### Your task
Send back all the data below, exactly as given.

### Dataset records

— Begin —

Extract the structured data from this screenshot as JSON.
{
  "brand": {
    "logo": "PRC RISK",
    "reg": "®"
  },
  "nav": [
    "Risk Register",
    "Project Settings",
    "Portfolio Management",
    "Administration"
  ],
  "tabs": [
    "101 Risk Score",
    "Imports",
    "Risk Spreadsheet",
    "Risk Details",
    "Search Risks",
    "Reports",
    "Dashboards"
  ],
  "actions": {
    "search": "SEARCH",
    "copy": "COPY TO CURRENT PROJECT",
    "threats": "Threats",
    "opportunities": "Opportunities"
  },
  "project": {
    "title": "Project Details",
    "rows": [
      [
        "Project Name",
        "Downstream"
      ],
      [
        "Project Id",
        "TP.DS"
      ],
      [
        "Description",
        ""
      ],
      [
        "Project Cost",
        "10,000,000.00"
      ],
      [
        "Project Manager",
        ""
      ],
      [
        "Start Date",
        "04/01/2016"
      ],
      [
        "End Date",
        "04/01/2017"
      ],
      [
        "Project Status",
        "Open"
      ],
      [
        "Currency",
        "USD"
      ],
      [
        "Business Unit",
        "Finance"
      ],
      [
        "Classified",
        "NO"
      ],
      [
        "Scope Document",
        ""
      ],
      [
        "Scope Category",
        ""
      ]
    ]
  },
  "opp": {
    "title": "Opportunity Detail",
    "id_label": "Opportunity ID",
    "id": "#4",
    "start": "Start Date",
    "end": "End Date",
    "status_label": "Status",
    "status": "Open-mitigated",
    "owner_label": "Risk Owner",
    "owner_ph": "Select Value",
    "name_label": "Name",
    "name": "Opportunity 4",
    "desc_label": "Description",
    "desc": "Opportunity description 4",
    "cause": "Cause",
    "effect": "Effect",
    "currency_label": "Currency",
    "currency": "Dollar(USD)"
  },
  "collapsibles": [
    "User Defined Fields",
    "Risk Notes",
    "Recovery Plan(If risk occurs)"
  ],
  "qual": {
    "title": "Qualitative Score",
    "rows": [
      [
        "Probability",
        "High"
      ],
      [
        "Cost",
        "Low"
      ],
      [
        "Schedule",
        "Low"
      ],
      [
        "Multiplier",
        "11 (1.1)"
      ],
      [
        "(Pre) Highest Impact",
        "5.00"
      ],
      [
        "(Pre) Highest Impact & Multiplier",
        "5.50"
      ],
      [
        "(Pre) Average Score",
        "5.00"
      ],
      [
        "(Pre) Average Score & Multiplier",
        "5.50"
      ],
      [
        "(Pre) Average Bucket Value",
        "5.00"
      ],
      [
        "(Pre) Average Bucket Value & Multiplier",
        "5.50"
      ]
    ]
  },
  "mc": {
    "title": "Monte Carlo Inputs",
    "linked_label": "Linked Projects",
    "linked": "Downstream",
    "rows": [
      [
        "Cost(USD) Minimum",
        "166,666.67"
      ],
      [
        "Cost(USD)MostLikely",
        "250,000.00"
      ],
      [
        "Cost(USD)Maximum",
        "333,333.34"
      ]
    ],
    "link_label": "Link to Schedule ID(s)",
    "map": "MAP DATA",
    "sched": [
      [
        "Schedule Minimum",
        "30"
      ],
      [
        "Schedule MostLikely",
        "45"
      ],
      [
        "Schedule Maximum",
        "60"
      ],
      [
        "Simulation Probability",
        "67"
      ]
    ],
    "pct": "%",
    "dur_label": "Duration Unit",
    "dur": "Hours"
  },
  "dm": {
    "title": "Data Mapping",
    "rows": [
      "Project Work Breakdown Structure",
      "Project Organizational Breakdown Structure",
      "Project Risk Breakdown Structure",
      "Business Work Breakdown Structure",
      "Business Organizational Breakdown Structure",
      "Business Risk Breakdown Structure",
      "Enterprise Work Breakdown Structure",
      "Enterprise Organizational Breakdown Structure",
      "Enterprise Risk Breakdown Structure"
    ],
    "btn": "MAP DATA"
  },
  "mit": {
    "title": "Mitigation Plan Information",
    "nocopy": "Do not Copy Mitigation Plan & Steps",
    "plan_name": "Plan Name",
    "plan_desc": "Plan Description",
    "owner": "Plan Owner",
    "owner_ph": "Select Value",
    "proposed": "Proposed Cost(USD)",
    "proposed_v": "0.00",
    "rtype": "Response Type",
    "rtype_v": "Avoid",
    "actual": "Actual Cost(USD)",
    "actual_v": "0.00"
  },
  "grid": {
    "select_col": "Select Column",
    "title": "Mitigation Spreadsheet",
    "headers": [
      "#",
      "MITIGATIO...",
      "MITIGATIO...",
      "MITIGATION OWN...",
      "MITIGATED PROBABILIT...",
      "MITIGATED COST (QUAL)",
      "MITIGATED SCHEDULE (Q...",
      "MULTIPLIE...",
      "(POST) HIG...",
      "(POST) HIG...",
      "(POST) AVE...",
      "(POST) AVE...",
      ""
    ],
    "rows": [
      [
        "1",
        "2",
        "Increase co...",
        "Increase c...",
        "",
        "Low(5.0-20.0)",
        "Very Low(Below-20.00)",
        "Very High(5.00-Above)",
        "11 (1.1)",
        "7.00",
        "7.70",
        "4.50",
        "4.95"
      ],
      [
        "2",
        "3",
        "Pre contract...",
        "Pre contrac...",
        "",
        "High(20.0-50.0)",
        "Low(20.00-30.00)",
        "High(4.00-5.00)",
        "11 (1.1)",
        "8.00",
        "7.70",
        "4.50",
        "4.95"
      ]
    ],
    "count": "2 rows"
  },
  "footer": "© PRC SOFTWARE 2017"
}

— End —

### Answer to this task
Extract the structured data from this screenshot as JSON.
{
  "brand": {
    "logo": "PRC RISK",
    "reg": "®"
  },
  "nav": [
    "Risk Register",
    "Project Settings",
    "Portfolio Management",
    "Administration"
  ],
  "tabs": [
    "101 Risk Score",
    "Imports",
    "Risk Spreadsheet",
    "Risk Details",
    "Search Risks",
    "Reports",
    "Dashboards"
  ],
  "actions": {
    "search": "SEARCH",
    "copy": "COPY TO CURRENT PROJECT",
    "threats": "Threats",
    "opportunities": "Opportunities"
  },
  "project": {
    "title": "Project Details",
    "rows": [
      [
        "Project Name",
        "Downstream"
      ],
      [
        "Project Id",
        "TP.DS"
      ],
      [
        "Description",
        ""
      ],
      [
        "Project Cost",
        "10,000,000.00"
      ],
      [
        "Project Manager",
        ""
      ],
      [
        "Start Date",
        "04/01/2016"
      ],
      [
        "End Date",
        "04/01/2017"
      ],
      [
        "Project Status",
        "Open"
      ],
      [
        "Currency",
        "USD"
      ],
      [
        "Business Unit",
        "Finance"
      ],
      [
        "Classified",
        "NO"
      ],
      [
        "Scope Document",
        ""
      ],
      [
        "Scope Category",
        ""
      ]
    ]
  },
  "opp": {
    "title": "Opportunity Detail",
    "id_label": "Opportunity ID",
    "id": "#4",
    "start": "Start Date",
    "end": "End Date",
    "status_label": "Status",
    "status": "Open-mitigated",
    "owner_label": "Risk Owner",
    "owner_ph": "Select Value",
    "name_label": "Name",
    "name": "Opportunity 4",
    "desc_label": "Description",
    "desc": "Opportunity description 4",
    "cause": "Cause",
    "effect": "Effect",
    "currency_label": "Currency",
    "currency": "Dollar(USD)"
  },
  "collapsibles": [
    "User Defined Fields",
    "Risk Notes",
    "Recovery Plan(If risk occurs)"
  ],
  "qual": {
    "title": "Qualitative Score",
    "rows": [
      [
        "Probability",
        "High"
      ],
      [
        "Cost",
        "Low"
      ],
      [
        "Schedule",
        "Low"
      ],
      [
        "Multiplier",
        "11 (1.1)"
      ],
      [
        "(Pre) Highest Impact",
        "5.00"
      ],
      [
        "(Pre) Highest Impact & Multiplier",
        "5.50"
      ],
      [
        "(Pre) Average Score",
        "5.00"
      ],
      [
        "(Pre) Average Score & Multiplier",
        "5.50"
      ],
      [
        "(Pre) Average Bucket Value",
        "5.00"
      ],
      [
        "(Pre) Average Bucket Value & Multiplier",
        "5.50"
      ]
    ]
  },
  "mc": {
    "title": "Monte Carlo Inputs",
    "linked_label": "Linked Projects",
    "linked": "Downstream",
    "rows": [
      [
        "Cost(USD) Minimum",
        "166,666.67"
      ],
      [
        "Cost(USD)MostLikely",
        "250,000.00"
      ],
      [
        "Cost(USD)Maximum",
        "333,333.34"
      ]
    ],
    "link_label": "Link to Schedule ID(s)",
    "map": "MAP DATA",
    "sched": [
      [
        "Schedule Minimum",
        "30"
      ],
      [
        "Schedule MostLikely",
        "45"
      ],
      [
        "Schedule Maximum",
        "60"
      ],
      [
        "Simulation Probability",
        "67"
      ]
    ],
    "pct": "%",
    "dur_label": "Duration Unit",
    "dur": "Hours"
  },
  "dm": {
    "title": "Data Mapping",
    "rows": [
      "Project Work Breakdown Structure",
      "Project Organizational Breakdown Structure",
      "Project Risk Breakdown Structure",
      "Business Work Breakdown Structure",
      "Business Organizational Breakdown Structure",
      "Business Risk Breakdown Structure",
      "Enterprise Work Breakdown Structure",
      "Enterprise Organizational Breakdown Structure",
      "Enterprise Risk Breakdown Structure"
    ],
    "btn": "MAP DATA"
  },
  "mit": {
    "title": "Mitigation Plan Information",
    "nocopy": "Do not Copy Mitigation Plan & Steps",
    "plan_name": "Plan Name",
    "plan_desc": "Plan Description",
    "owner": "Plan Owner",
    "owner_ph": "Select Value",
    "proposed": "Proposed Cost(USD)",
    "proposed_v": "0.00",
    "rtype": "Response Type",
    "rtype_v": "Avoid",
    "actual": "Actual Cost(USD)",
    "actual_v": "0.00"
  },
  "grid": {
    "select_col": "Select Column",
    "title": "Mitigation Spreadsheet",
    "headers": [
      "#",
      "MITIGATIO...",
      "MITIGATIO...",
      "MITIGATION OWN...",
      "MITIGATED PROBABILIT...",
      "MITIGATED COST (QUAL)",
      "MITIGATED SCHEDULE (Q...",
      "MULTIPLIE...",
      "(POST) HIG...",
      "(POST) HIG...",
      "(POST) AVE...",
      "(POST) AVE...",
      ""
    ],
    "rows": [
      [
        "1",
        "2",
        "Increase co...",
        "Increase c...",
        "",
        "Low(5.0-20.0)",
        "Very Low(Below-20.00)",
        "Very High(5.00-Above)",
        "11 (1.1)",
        "7.00",
        "7.70",
        "4.50",
        "4.95"
      ],
      [
        "2",
        "3",
        "Pre contract...",
        "Pre contrac...",
        "",
        "High(20.0-50.0)",
        "Low(20.00-30.00)",
        "High(4.00-5.00)",
        "11 (1.1)",
        "8.00",
        "7.70",
        "4.50",
        "4.95"
      ]
    ],
    "count": "2 rows"
  },
  "footer": "© PRC SOFTWARE 2017"
}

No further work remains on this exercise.